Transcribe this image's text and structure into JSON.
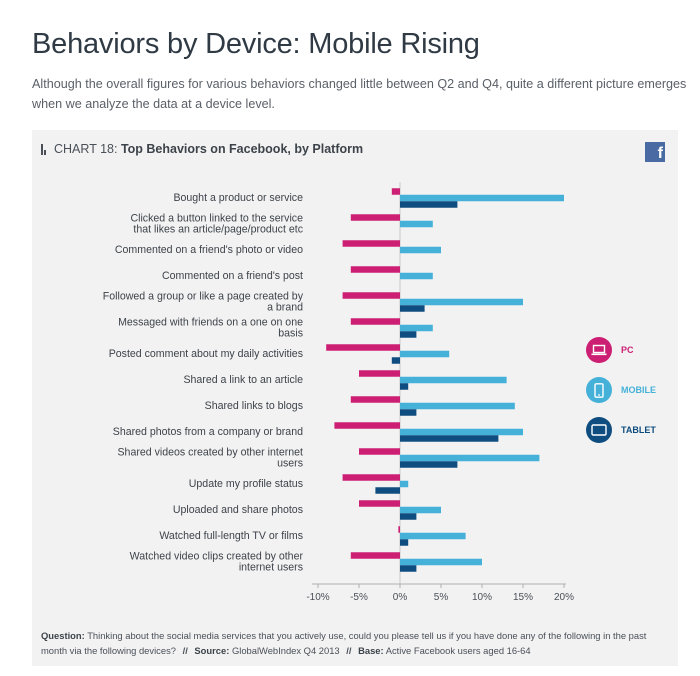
{
  "page": {
    "title": "Behaviors by Device: Mobile Rising",
    "intro": "Although the overall figures for various behaviors changed little between Q2 and Q4, quite a different picture emerges when we analyze the data at a device level."
  },
  "chart_header": {
    "prefix": "CHART 18: ",
    "title": "Top Behaviors on Facebook, by Platform",
    "brand_icon": "facebook-icon",
    "brand_glyph": "f"
  },
  "chart_data": {
    "type": "bar",
    "orientation": "horizontal",
    "title": "Top Behaviors on Facebook, by Platform",
    "categories": [
      "Bought a product or service",
      "Clicked a button linked to the service that likes an article/page/product etc",
      "Commented on a friend's photo or video",
      "Commented on a friend's post",
      "Followed a group or like a page created by a brand",
      "Messaged with friends on a one on one basis",
      "Posted comment about my daily activities",
      "Shared a link to an article",
      "Shared links to blogs",
      "Shared photos from a company or brand",
      "Shared videos created by other internet users",
      "Update my profile status",
      "Uploaded and share photos",
      "Watched full-length TV or films",
      "Watched video clips created by other internet users"
    ],
    "series": [
      {
        "name": "PC",
        "color": "#cc1f74",
        "values": [
          -1,
          -6,
          -7,
          -6,
          -7,
          -6,
          -9,
          -5,
          -6,
          -8,
          -5,
          -7,
          -5,
          -0.2,
          -6
        ]
      },
      {
        "name": "MOBILE",
        "color": "#45b1d8",
        "values": [
          20,
          4,
          5,
          4,
          15,
          4,
          6,
          13,
          14,
          15,
          17,
          1,
          5,
          8,
          10
        ]
      },
      {
        "name": "TABLET",
        "color": "#0f4d80",
        "values": [
          7,
          0,
          0,
          0,
          3,
          2,
          -1,
          1,
          2,
          12,
          7,
          -3,
          2,
          1,
          2
        ]
      }
    ],
    "xlim": [
      -10,
      20
    ],
    "x_ticks": [
      "-10%",
      "-5%",
      "0%",
      "5%",
      "10%",
      "15%",
      "20%"
    ],
    "xlabel": "",
    "ylabel": "",
    "grid": false,
    "legend_position": "right"
  },
  "legend": [
    {
      "label": "PC",
      "color": "#cc1f74",
      "icon": "laptop-icon"
    },
    {
      "label": "MOBILE",
      "color": "#45b1d8",
      "icon": "smartphone-icon"
    },
    {
      "label": "TABLET",
      "color": "#0f4d80",
      "icon": "tablet-icon"
    }
  ],
  "footnote": {
    "question_label": "Question:",
    "question_text": "Thinking about the social media services that you actively use, could you please tell us if you have done any of the following in the past month via the following devices?",
    "separator": "//",
    "source_label": "Source:",
    "source_text": "GlobalWebIndex Q4 2013",
    "base_label": "Base:",
    "base_text": "Active Facebook users aged 16-64"
  }
}
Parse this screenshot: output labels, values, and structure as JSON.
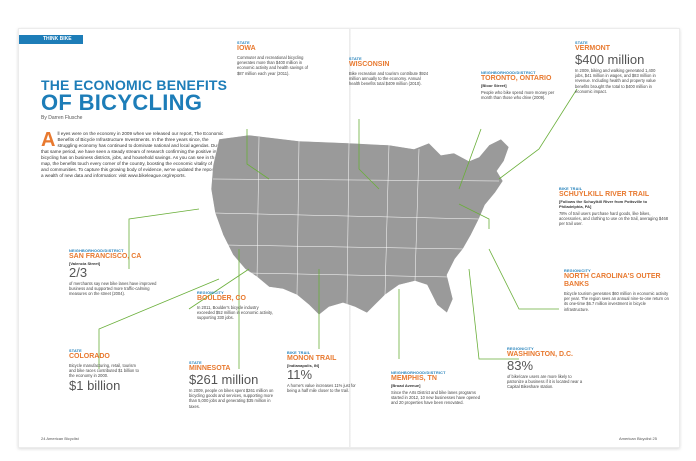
{
  "section_tab": "THINK BIKE",
  "title_line1": "THE ECONOMIC BENEFITS",
  "title_line2": "OF BICYCLING",
  "byline": "By Darren Flusche",
  "intro": "ll eyes were on the economy in 2009 when we released our report, The Economic Benefits of Bicycle Infrastructure Investments. In the three years since, the struggling economy has continued to dominate national and local agendas. During that same period, we have seen a steady stream of research confirming the positive impact bicycling has on business districts, jobs, and household savings. As you can see in the map, the benefits touch every corner of the country, boosting the economic vitality of states and communities. To capture this growing body of evidence, we've updated the report with a wealth of new data and information: visit www.bikeleague.org/reports.",
  "intro_dropcap": "A",
  "blocks": {
    "iowa": {
      "kicker": "STATE",
      "head": "IOWA",
      "body": "Commuter and recreational bicycling generates more than $400 million in economic activity and health savings of $87 million each year (2011)."
    },
    "wisconsin": {
      "kicker": "STATE",
      "head": "WISCONSIN",
      "body": "Bike recreation and tourism contribute $924 million annually to the economy. Annual health benefits total $409 million (2010)."
    },
    "vermont": {
      "kicker": "STATE",
      "head": "VERMONT",
      "big": "$400 million",
      "body": "In 2009, biking and walking generated 1,400 jobs, $41 million in wages, and $83 million in revenue. Including health and property value benefits brought the total to $400 million in economic impact."
    },
    "toronto": {
      "kicker": "NEIGHBORHOOD/DISTRICT",
      "head": "TORONTO, ONTARIO",
      "sub": "[Bloor Street]",
      "body": "People who bike spend more money per month than those who drive (2009)."
    },
    "schuylkill": {
      "kicker": "BIKE TRAIL",
      "head": "SCHUYLKILL RIVER TRAIL",
      "sub": "[Follows the Schuylkill River from Pottsville to Philadelphia, PA]",
      "body": "78% of trail users purchase hard goods, like bikes, accessories, and clothing to use on the trail, averaging $468 per trail user."
    },
    "outerbanks": {
      "kicker": "REGION/CITY",
      "head": "NORTH CAROLINA'S OUTER BANKS",
      "body": "Bicycle tourism generates $60 million in economic activity per year. The region sees an annual nine-to-one return on its one-time $6.7 million investment in bicycle infrastructure."
    },
    "dc": {
      "kicker": "REGION/CITY",
      "head": "WASHINGTON, D.C.",
      "big": "83%",
      "body": "of bike/care users are more likely to patronize a business if it is located near a Capital Bikeshare station."
    },
    "memphis": {
      "kicker": "NEIGHBORHOOD/DISTRICT",
      "head": "MEMPHIS, TN",
      "sub": "[Broad Avenue]",
      "body": "Since the Arts District and bike lanes programs started in 2012, 10 new businesses have opened and 20 properties have been renovated."
    },
    "monon": {
      "kicker": "BIKE TRAIL",
      "head": "MONON TRAIL",
      "sub": "[Indianapolis, IN]",
      "big": "11%",
      "body": "A home's value increases 11% just for being a half mile closer to the trail."
    },
    "minnesota": {
      "kicker": "STATE",
      "head": "MINNESOTA",
      "big": "$261 million",
      "body": "In 2009, people on bikes spent $261 million on bicycling goods and services, supporting more than 5,000 jobs and generating $35 million in taxes."
    },
    "boulder": {
      "kicker": "REGION/CITY",
      "head": "BOULDER, CO",
      "body": "In 2011, Boulder's bicycle industry exceeded $52 million in economic activity, supporting 330 jobs."
    },
    "sanfrancisco": {
      "kicker": "NEIGHBORHOOD/DISTRICT",
      "head": "SAN FRANCISCO, CA",
      "sub": "[Valencia Street]",
      "big": "2/3",
      "body": "of merchants say new bike lanes have improved business and supported more traffic-calming measures on the street (2004)."
    },
    "colorado": {
      "kicker": "STATE",
      "head": "COLORADO",
      "big": "$1 billion",
      "body": "Bicycle manufacturing, retail, tourism and bike races contributed $1 billion to the economy in 2000."
    }
  },
  "footer_left": "24  American Bicyclist",
  "footer_right": "American Bicyclist  25",
  "colors": {
    "accent": "#1d7db8",
    "highlight": "#e8792f",
    "map": "#9a9a9a"
  }
}
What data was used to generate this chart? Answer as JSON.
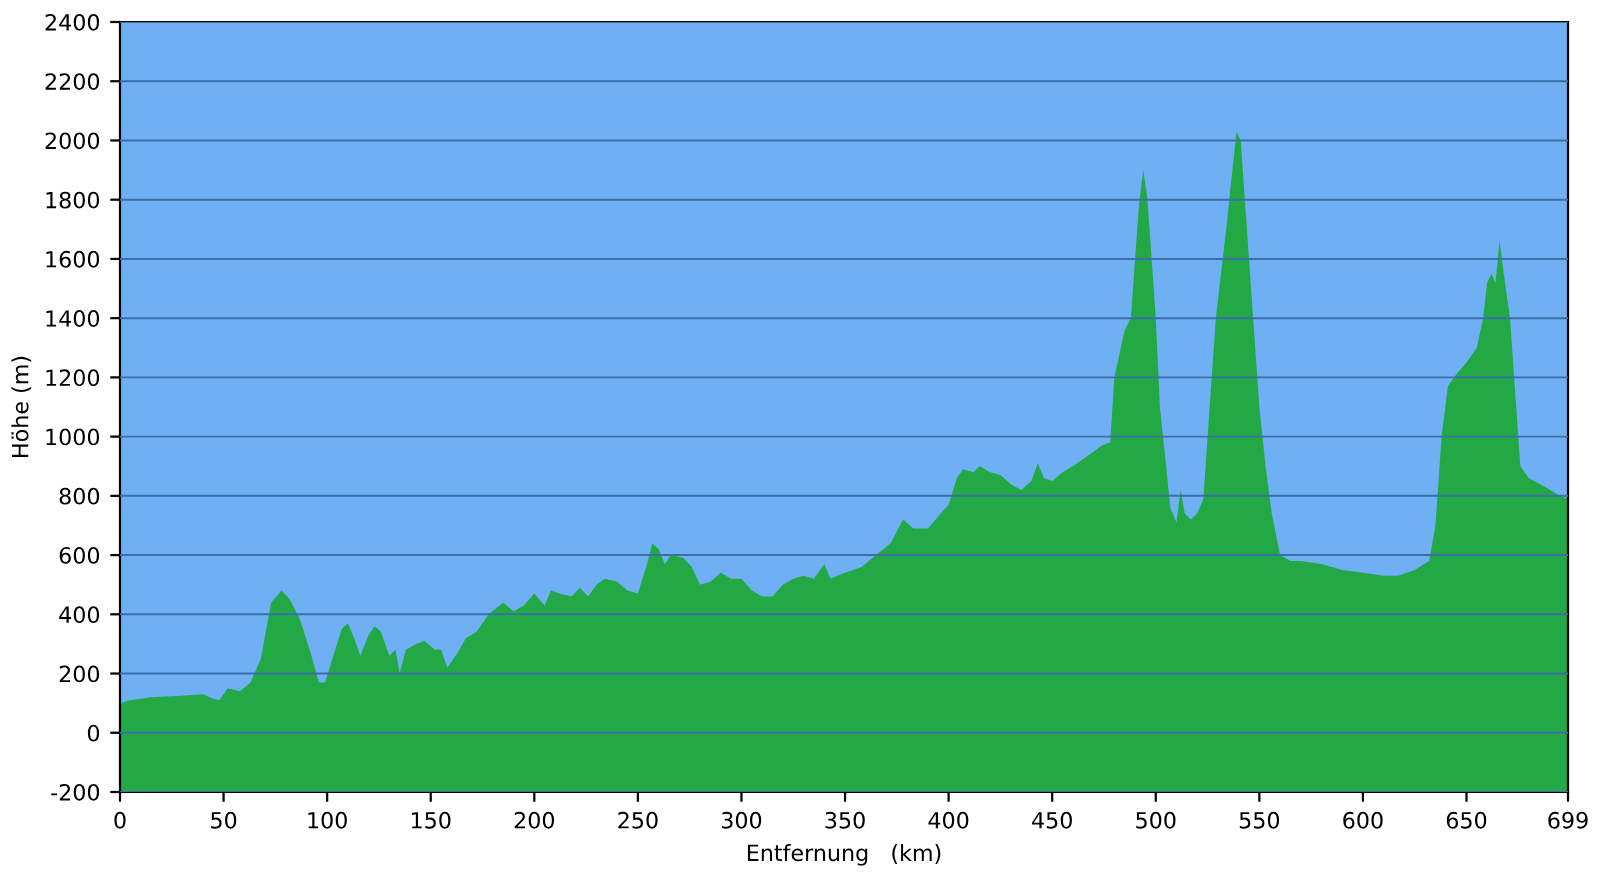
{
  "chart_data": {
    "type": "area",
    "xlabel": "Entfernung   (km)",
    "ylabel": "Höhe (m)",
    "x": [
      0,
      5,
      15,
      30,
      40,
      45,
      48,
      52,
      58,
      63,
      68,
      73,
      78,
      82,
      87,
      92,
      96,
      99,
      103,
      107,
      110,
      113,
      116,
      120,
      123,
      126,
      130,
      133,
      135,
      138,
      143,
      147,
      152,
      155,
      158,
      163,
      167,
      172,
      178,
      185,
      190,
      195,
      200,
      205,
      208,
      212,
      218,
      222,
      226,
      230,
      234,
      240,
      245,
      250,
      254,
      257,
      260,
      263,
      266,
      272,
      276,
      280,
      285,
      290,
      295,
      300,
      305,
      310,
      315,
      320,
      325,
      330,
      335,
      340,
      343,
      350,
      358,
      365,
      372,
      375,
      378,
      383,
      390,
      395,
      400,
      404,
      407,
      412,
      415,
      420,
      425,
      430,
      435,
      440,
      443,
      446,
      450,
      455,
      460,
      468,
      474,
      478,
      480,
      485,
      488,
      490,
      492,
      494,
      496,
      498,
      500,
      502,
      505,
      507,
      510,
      512,
      514,
      517,
      520,
      523,
      526,
      529,
      531,
      534,
      537,
      539,
      541,
      543,
      545,
      547,
      550,
      553,
      556,
      560,
      565,
      570,
      580,
      590,
      600,
      610,
      617,
      625,
      632,
      635,
      638,
      641,
      645,
      650,
      655,
      658,
      660,
      662,
      664,
      666,
      668,
      671,
      673,
      676,
      680,
      688,
      695,
      699
    ],
    "series": [
      {
        "color": "#22a844",
        "values": [
          100,
          110,
          120,
          125,
          130,
          115,
          110,
          150,
          140,
          170,
          250,
          440,
          480,
          450,
          380,
          270,
          170,
          170,
          260,
          350,
          370,
          320,
          260,
          330,
          360,
          340,
          260,
          280,
          200,
          280,
          300,
          310,
          280,
          280,
          220,
          270,
          320,
          340,
          400,
          440,
          410,
          430,
          470,
          430,
          480,
          470,
          460,
          490,
          460,
          500,
          520,
          510,
          480,
          470,
          560,
          640,
          620,
          570,
          600,
          590,
          560,
          500,
          510,
          540,
          520,
          520,
          480,
          460,
          460,
          500,
          520,
          530,
          520,
          570,
          520,
          540,
          560,
          600,
          640,
          680,
          720,
          690,
          690,
          730,
          770,
          860,
          890,
          880,
          900,
          880,
          870,
          840,
          820,
          850,
          910,
          860,
          850,
          880,
          900,
          940,
          970,
          980,
          1200,
          1360,
          1400,
          1600,
          1790,
          1900,
          1800,
          1600,
          1400,
          1100,
          900,
          760,
          710,
          820,
          740,
          720,
          740,
          790,
          1100,
          1400,
          1520,
          1700,
          1900,
          2030,
          2000,
          1800,
          1600,
          1400,
          1100,
          900,
          740,
          600,
          580,
          580,
          570,
          550,
          540,
          530,
          530,
          550,
          580,
          700,
          1000,
          1170,
          1210,
          1250,
          1300,
          1400,
          1520,
          1550,
          1520,
          1660,
          1550,
          1400,
          1200,
          900,
          860,
          830,
          800,
          790
        ]
      }
    ],
    "xlim": [
      0,
      699
    ],
    "xticks": [
      0,
      50,
      100,
      150,
      200,
      250,
      300,
      350,
      400,
      450,
      500,
      550,
      600,
      650,
      699
    ],
    "ylim": [
      -200,
      2400
    ],
    "yticks": [
      -200,
      0,
      200,
      400,
      600,
      800,
      1000,
      1200,
      1400,
      1600,
      1800,
      2000,
      2200,
      2400
    ],
    "grid": "y",
    "legend": false
  }
}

Required work: Counting only lines of the data above that hold "Watched", report the total and nothing else.

Exercise response: 2